## WORK REQUIRED
Reproduce every row below word for word, leaving out the pictures.
══════════
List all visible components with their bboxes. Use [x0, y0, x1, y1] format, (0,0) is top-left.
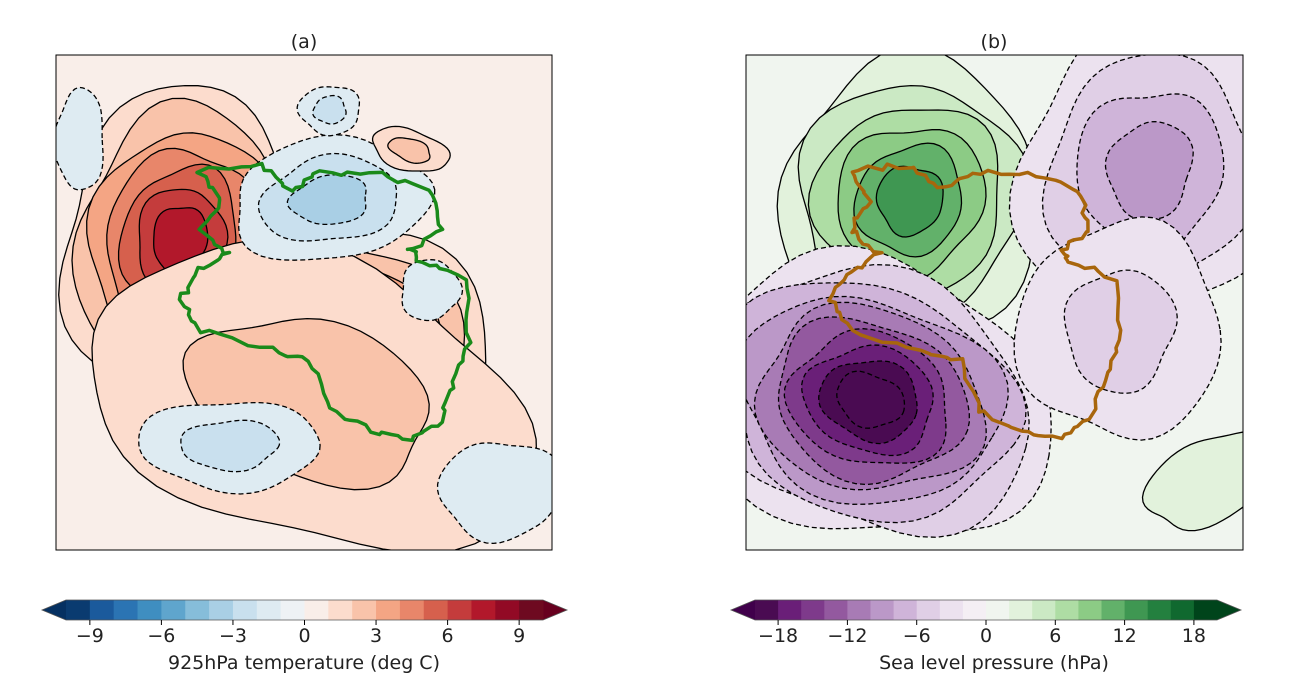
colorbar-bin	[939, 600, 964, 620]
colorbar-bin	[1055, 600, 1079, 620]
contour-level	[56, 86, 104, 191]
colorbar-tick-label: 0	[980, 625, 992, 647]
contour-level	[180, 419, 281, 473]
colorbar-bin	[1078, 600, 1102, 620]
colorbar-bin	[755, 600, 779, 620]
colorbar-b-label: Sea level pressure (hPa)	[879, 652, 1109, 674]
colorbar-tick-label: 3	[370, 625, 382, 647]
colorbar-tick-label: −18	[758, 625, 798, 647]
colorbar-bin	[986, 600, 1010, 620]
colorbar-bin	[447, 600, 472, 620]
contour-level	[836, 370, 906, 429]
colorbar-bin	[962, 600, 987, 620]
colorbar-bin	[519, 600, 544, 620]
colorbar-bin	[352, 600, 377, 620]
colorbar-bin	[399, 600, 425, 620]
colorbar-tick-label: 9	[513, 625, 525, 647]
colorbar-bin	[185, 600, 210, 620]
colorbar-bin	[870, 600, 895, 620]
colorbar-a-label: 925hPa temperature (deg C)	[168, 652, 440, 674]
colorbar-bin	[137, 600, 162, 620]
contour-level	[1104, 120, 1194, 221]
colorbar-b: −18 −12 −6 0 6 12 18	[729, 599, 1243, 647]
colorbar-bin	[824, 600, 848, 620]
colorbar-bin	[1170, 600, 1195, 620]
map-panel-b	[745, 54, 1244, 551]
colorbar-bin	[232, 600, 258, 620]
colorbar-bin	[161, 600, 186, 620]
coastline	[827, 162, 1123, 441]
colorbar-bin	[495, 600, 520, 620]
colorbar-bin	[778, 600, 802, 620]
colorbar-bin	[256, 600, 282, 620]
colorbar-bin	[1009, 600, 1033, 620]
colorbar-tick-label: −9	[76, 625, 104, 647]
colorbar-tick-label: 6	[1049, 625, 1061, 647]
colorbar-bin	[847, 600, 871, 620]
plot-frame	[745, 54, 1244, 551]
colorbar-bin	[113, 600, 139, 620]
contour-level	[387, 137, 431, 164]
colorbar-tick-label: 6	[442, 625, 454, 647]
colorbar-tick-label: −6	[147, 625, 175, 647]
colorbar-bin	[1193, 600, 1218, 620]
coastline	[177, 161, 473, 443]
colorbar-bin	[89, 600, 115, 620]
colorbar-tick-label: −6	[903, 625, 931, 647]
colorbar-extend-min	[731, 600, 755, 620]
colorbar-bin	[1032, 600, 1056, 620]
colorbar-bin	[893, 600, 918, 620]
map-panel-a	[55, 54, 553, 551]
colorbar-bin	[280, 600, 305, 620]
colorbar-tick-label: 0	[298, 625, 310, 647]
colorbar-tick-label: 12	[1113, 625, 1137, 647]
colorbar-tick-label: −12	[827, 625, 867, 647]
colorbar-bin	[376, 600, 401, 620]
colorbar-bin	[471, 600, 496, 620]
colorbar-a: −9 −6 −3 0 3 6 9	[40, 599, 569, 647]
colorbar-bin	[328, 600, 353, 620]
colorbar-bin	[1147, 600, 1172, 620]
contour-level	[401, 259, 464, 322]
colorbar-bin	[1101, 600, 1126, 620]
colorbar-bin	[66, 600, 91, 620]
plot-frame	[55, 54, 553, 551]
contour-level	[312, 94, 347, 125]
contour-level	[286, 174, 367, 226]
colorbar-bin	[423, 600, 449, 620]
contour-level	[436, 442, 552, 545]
══════════
## FULL RESPONSE
List all visible components with their bboxes. Use [x0, y0, x1, y1] format, (0,0) is top-left.
colorbar-bin	[939, 600, 964, 620]
colorbar-bin	[1055, 600, 1079, 620]
contour-level	[56, 86, 104, 191]
colorbar-tick-label: 0	[980, 625, 992, 647]
contour-level	[180, 419, 281, 473]
colorbar-bin	[1078, 600, 1102, 620]
colorbar-bin	[755, 600, 779, 620]
colorbar-b-label: Sea level pressure (hPa)	[879, 652, 1109, 674]
colorbar-tick-label: 3	[370, 625, 382, 647]
colorbar-tick-label: −18	[758, 625, 798, 647]
colorbar-bin	[986, 600, 1010, 620]
colorbar-bin	[447, 600, 472, 620]
contour-level	[836, 370, 906, 429]
colorbar-bin	[962, 600, 987, 620]
colorbar-bin	[519, 600, 544, 620]
colorbar-bin	[352, 600, 377, 620]
colorbar-bin	[399, 600, 425, 620]
colorbar-tick-label: 9	[513, 625, 525, 647]
colorbar-bin	[185, 600, 210, 620]
colorbar-bin	[870, 600, 895, 620]
colorbar-a-label: 925hPa temperature (deg C)	[168, 652, 440, 674]
colorbar-bin	[137, 600, 162, 620]
contour-level	[1104, 120, 1194, 221]
colorbar-b: −18 −12 −6 0 6 12 18	[729, 599, 1243, 647]
colorbar-bin	[824, 600, 848, 620]
colorbar-bin	[1170, 600, 1195, 620]
map-panel-b	[745, 54, 1244, 551]
colorbar-bin	[232, 600, 258, 620]
colorbar-bin	[161, 600, 186, 620]
coastline	[827, 162, 1123, 441]
colorbar-bin	[495, 600, 520, 620]
colorbar-bin	[778, 600, 802, 620]
colorbar-bin	[256, 600, 282, 620]
colorbar-bin	[1009, 600, 1033, 620]
colorbar-tick-label: −9	[76, 625, 104, 647]
colorbar-tick-label: 6	[1049, 625, 1061, 647]
colorbar-bin	[847, 600, 871, 620]
plot-frame	[745, 54, 1244, 551]
colorbar-bin	[113, 600, 139, 620]
contour-level	[387, 137, 431, 164]
colorbar-tick-label: 6	[442, 625, 454, 647]
colorbar-tick-label: −6	[147, 625, 175, 647]
colorbar-bin	[1193, 600, 1218, 620]
coastline	[177, 161, 473, 443]
colorbar-bin	[89, 600, 115, 620]
colorbar-tick-label: −6	[903, 625, 931, 647]
colorbar-extend-min	[731, 600, 755, 620]
colorbar-bin	[1032, 600, 1056, 620]
colorbar-bin	[893, 600, 918, 620]
map-panel-a	[55, 54, 553, 551]
colorbar-bin	[280, 600, 305, 620]
colorbar-tick-label: 0	[298, 625, 310, 647]
colorbar-tick-label: 12	[1113, 625, 1137, 647]
colorbar-tick-label: −12	[827, 625, 867, 647]
colorbar-bin	[376, 600, 401, 620]
colorbar-bin	[471, 600, 496, 620]
colorbar-a: −9 −6 −3 0 3 6 9	[40, 599, 569, 647]
colorbar-bin	[328, 600, 353, 620]
colorbar-bin	[1147, 600, 1172, 620]
contour-level	[401, 259, 464, 322]
colorbar-bin	[1101, 600, 1126, 620]
colorbar-bin	[66, 600, 91, 620]
plot-frame	[55, 54, 553, 551]
contour-level	[312, 94, 347, 125]
contour-level	[286, 174, 367, 226]
colorbar-bin	[423, 600, 449, 620]
contour-level	[436, 442, 552, 545]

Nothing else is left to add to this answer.